AIM → Look for the line containing "Decode this image" in the listing below. Retype that line and every subsequent line through the last one, and only those.

MATERIAL FOR THE TASK →
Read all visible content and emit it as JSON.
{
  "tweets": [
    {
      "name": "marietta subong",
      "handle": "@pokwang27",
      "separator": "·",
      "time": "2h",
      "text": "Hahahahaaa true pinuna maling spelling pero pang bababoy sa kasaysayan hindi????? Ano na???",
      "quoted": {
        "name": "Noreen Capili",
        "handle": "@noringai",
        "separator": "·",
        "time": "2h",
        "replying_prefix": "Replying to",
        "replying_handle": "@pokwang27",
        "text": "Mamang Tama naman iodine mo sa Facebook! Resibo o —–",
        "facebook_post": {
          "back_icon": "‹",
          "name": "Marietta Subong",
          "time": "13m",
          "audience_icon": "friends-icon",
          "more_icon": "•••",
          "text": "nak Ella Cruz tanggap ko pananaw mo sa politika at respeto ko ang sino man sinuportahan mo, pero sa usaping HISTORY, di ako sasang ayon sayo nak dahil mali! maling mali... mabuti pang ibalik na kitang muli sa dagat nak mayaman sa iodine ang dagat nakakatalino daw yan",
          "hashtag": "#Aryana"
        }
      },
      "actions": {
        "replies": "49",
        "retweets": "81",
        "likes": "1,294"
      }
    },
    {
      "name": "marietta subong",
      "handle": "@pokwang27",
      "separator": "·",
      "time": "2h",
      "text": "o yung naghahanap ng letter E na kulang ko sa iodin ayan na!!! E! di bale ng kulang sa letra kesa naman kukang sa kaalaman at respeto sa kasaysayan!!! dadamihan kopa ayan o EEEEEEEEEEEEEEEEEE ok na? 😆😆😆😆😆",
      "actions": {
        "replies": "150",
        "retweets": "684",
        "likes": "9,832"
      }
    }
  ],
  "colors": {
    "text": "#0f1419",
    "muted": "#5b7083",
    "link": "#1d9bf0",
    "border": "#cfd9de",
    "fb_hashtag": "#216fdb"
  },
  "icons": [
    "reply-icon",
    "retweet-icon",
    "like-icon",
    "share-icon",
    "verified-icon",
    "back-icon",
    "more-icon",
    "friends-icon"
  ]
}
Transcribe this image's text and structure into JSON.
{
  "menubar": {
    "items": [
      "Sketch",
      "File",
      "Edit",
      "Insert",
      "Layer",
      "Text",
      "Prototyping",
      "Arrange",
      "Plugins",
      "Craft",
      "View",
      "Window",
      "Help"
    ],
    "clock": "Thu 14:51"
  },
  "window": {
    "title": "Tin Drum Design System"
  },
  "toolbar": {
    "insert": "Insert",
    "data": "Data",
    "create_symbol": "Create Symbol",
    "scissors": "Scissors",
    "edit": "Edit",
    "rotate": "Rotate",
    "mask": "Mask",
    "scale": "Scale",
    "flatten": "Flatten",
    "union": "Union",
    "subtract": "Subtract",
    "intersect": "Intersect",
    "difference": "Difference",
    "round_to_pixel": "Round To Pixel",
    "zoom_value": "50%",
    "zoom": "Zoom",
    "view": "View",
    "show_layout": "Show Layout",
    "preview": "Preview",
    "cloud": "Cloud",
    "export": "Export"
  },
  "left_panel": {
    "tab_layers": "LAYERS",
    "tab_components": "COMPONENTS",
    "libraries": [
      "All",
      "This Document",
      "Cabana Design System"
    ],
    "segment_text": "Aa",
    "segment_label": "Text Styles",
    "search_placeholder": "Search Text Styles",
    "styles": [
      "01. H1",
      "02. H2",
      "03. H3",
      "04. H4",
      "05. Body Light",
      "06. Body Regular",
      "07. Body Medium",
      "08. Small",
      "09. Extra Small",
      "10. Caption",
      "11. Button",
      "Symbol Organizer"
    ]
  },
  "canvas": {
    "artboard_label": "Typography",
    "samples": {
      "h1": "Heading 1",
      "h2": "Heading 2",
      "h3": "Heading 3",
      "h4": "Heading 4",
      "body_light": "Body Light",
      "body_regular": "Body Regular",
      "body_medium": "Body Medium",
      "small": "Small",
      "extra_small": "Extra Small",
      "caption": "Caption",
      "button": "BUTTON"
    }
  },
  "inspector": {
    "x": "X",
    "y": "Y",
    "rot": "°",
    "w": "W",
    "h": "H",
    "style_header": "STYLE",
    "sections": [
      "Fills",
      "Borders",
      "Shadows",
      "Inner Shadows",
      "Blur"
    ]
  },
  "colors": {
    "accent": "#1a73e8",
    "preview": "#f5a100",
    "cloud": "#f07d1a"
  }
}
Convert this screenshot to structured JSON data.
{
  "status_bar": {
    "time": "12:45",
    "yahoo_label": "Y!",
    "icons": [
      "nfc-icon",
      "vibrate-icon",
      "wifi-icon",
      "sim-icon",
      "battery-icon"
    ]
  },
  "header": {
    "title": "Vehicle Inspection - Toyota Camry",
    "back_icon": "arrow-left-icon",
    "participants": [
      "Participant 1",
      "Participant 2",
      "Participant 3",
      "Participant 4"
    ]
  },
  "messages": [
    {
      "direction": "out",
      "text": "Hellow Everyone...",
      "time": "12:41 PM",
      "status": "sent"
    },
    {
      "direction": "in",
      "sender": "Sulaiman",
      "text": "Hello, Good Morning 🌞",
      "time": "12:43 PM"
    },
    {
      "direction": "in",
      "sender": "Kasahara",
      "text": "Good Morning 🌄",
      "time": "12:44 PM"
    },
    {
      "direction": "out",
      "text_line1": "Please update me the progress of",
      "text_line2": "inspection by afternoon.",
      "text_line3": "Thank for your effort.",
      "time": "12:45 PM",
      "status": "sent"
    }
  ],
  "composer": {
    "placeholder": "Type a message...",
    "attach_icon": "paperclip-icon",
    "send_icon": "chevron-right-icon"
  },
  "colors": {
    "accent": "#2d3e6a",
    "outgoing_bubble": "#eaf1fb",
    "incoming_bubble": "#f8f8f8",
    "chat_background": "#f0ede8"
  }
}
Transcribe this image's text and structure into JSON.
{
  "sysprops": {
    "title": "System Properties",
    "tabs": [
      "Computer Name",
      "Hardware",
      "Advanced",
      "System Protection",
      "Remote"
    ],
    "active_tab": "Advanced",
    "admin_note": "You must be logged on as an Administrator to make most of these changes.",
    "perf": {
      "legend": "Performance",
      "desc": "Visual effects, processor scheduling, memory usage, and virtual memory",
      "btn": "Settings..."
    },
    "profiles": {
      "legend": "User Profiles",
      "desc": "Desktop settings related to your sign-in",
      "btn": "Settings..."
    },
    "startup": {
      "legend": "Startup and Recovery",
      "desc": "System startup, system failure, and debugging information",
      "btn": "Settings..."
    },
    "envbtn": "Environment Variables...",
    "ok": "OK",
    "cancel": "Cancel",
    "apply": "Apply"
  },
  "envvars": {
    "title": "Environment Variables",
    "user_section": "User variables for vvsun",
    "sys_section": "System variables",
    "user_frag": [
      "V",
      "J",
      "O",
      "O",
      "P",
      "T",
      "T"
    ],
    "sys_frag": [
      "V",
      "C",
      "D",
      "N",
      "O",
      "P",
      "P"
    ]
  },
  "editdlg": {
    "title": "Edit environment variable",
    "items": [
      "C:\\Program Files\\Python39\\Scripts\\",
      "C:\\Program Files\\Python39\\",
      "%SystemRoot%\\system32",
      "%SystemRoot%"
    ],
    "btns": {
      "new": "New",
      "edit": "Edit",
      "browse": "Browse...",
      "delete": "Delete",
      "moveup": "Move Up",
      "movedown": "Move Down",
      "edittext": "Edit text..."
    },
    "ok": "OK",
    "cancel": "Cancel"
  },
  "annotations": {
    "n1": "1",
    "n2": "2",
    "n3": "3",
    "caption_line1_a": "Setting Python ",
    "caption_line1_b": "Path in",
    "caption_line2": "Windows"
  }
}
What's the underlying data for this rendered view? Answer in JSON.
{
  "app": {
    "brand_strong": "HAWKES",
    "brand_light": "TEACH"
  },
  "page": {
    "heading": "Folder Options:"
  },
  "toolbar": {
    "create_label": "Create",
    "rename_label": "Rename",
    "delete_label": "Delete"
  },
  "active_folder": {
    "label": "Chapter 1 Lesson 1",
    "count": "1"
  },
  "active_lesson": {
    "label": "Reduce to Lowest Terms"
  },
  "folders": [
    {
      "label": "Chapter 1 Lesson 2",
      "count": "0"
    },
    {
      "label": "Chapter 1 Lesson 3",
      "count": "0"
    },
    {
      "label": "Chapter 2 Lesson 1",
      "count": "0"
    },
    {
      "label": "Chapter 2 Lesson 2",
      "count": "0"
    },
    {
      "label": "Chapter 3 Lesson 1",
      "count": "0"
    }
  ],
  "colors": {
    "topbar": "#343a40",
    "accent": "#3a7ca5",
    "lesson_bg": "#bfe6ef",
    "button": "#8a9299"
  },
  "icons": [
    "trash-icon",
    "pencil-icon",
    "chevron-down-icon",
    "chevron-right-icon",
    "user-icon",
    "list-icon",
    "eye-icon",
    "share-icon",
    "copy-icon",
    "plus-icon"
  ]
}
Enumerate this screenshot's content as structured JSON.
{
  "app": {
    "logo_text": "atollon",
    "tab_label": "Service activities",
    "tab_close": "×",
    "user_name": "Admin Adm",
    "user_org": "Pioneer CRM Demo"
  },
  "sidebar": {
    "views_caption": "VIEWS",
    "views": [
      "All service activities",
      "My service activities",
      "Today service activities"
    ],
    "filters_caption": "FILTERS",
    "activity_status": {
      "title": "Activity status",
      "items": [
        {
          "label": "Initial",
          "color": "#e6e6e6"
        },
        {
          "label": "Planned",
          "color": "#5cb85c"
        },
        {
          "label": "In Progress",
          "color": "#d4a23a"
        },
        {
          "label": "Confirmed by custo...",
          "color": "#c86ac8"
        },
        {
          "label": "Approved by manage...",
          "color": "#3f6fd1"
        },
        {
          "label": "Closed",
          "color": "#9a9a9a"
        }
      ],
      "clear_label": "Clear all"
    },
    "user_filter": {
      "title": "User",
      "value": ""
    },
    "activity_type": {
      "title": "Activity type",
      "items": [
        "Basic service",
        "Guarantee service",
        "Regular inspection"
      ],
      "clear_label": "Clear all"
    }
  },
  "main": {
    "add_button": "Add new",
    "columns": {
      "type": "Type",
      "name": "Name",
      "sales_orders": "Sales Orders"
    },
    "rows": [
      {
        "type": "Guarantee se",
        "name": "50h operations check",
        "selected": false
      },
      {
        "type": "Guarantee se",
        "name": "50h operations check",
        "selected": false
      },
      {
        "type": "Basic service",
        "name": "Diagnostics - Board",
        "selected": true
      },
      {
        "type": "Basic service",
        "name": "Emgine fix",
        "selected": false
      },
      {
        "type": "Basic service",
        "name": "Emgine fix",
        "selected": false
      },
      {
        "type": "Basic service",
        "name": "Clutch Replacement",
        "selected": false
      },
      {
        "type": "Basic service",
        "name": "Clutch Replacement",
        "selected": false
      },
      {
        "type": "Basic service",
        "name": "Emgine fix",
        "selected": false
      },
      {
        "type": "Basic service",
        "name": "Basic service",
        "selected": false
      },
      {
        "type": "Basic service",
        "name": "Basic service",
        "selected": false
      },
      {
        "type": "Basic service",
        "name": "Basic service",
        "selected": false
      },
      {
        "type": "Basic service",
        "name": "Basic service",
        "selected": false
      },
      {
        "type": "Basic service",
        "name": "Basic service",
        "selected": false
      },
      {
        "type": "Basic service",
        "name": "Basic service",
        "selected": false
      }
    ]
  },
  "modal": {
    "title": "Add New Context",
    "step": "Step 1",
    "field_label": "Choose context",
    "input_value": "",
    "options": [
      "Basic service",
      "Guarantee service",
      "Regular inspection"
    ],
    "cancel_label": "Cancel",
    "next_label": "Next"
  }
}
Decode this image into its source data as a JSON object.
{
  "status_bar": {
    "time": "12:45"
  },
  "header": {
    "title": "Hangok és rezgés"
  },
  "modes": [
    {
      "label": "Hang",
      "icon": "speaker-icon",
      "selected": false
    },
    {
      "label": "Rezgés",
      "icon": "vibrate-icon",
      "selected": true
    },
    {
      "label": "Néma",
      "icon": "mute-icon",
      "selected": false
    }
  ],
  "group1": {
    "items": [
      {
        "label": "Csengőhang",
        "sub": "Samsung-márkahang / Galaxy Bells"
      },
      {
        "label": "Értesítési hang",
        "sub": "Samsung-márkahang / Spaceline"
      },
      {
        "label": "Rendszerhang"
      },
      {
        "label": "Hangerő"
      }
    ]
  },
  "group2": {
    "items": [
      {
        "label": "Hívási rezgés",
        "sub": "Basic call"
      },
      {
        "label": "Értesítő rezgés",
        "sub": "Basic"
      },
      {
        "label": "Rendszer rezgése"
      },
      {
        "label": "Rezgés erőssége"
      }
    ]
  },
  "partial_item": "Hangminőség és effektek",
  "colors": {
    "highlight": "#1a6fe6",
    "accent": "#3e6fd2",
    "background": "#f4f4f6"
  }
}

THE OUTPUT →
Decode this image into its source data as a JSON object.
{
  "status_bar": {
    "time": "12:45"
  },
  "header": {
    "title": "Hangok és rezgés"
  },
  "modes": [
    {
      "label": "Hang",
      "icon": "speaker-icon",
      "selected": false
    },
    {
      "label": "Rezgés",
      "icon": "vibrate-icon",
      "selected": true
    },
    {
      "label": "Néma",
      "icon": "mute-icon",
      "selected": false
    }
  ],
  "group1": {
    "items": [
      {
        "label": "Csengőhang",
        "sub": "Samsung-márkahang / Galaxy Bells"
      },
      {
        "label": "Értesítési hang",
        "sub": "Samsung-márkahang / Spaceline"
      },
      {
        "label": "Rendszerhang"
      },
      {
        "label": "Hangerő"
      }
    ]
  },
  "group2": {
    "items": [
      {
        "label": "Hívási rezgés",
        "sub": "Basic call"
      },
      {
        "label": "Értesítő rezgés",
        "sub": "Basic"
      },
      {
        "label": "Rendszer rezgése"
      },
      {
        "label": "Rezgés erőssége"
      }
    ]
  },
  "partial_item": "Hangminőség és effektek",
  "colors": {
    "highlight": "#1a6fe6",
    "accent": "#3e6fd2",
    "background": "#f4f4f6"
  }
}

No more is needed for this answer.